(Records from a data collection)
■ ■ ■

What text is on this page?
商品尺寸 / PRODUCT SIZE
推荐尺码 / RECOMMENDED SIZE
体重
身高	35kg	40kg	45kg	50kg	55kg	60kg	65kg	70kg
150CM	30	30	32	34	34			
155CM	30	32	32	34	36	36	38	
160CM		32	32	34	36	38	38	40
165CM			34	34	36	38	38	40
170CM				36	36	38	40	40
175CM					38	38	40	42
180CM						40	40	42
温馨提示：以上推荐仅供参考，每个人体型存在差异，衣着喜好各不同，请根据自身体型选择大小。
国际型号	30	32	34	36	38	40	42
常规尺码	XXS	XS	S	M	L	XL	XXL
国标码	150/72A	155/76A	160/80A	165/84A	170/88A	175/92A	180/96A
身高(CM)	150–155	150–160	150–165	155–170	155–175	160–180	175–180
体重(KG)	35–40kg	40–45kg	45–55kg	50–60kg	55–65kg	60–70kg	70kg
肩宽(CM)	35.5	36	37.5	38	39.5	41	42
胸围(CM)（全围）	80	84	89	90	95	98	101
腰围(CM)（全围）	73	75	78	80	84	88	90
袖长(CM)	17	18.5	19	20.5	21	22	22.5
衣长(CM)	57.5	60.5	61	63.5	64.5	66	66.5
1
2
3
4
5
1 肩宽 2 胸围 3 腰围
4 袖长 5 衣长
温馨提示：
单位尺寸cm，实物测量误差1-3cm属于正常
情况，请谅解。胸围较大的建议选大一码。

■ ■ ■

AIM:
Repeat all the entries exactly as given.

EXERCISE RESULT:
What text is on this page?
商品尺寸 / PRODUCT SIZE
推荐尺码 / RECOMMENDED SIZE
体重
身高	35kg	40kg	45kg	50kg	55kg	60kg	65kg	70kg
150CM	30	30	32	34	34			
155CM	30	32	32	34	36	36	38	
160CM		32	32	34	36	38	38	40
165CM			34	34	36	38	38	40
170CM				36	36	38	40	40
175CM					38	38	40	42
180CM						40	40	42
温馨提示：以上推荐仅供参考，每个人体型存在差异，衣着喜好各不同，请根据自身体型选择大小。
国际型号	30	32	34	36	38	40	42
常规尺码	XXS	XS	S	M	L	XL	XXL
国标码	150/72A	155/76A	160/80A	165/84A	170/88A	175/92A	180/96A
身高(CM)	150–155	150–160	150–165	155–170	155–175	160–180	175–180
体重(KG)	35–40kg	40–45kg	45–55kg	50–60kg	55–65kg	60–70kg	70kg
肩宽(CM)	35.5	36	37.5	38	39.5	41	42
胸围(CM)（全围）	80	84	89	90	95	98	101
腰围(CM)（全围）	73	75	78	80	84	88	90
袖长(CM)	17	18.5	19	20.5	21	22	22.5
衣长(CM)	57.5	60.5	61	63.5	64.5	66	66.5
1
2
3
4
5
1 肩宽 2 胸围 3 腰围
4 袖长 5 衣长
温馨提示：
单位尺寸cm，实物测量误差1-3cm属于正常
情况，请谅解。胸围较大的建议选大一码。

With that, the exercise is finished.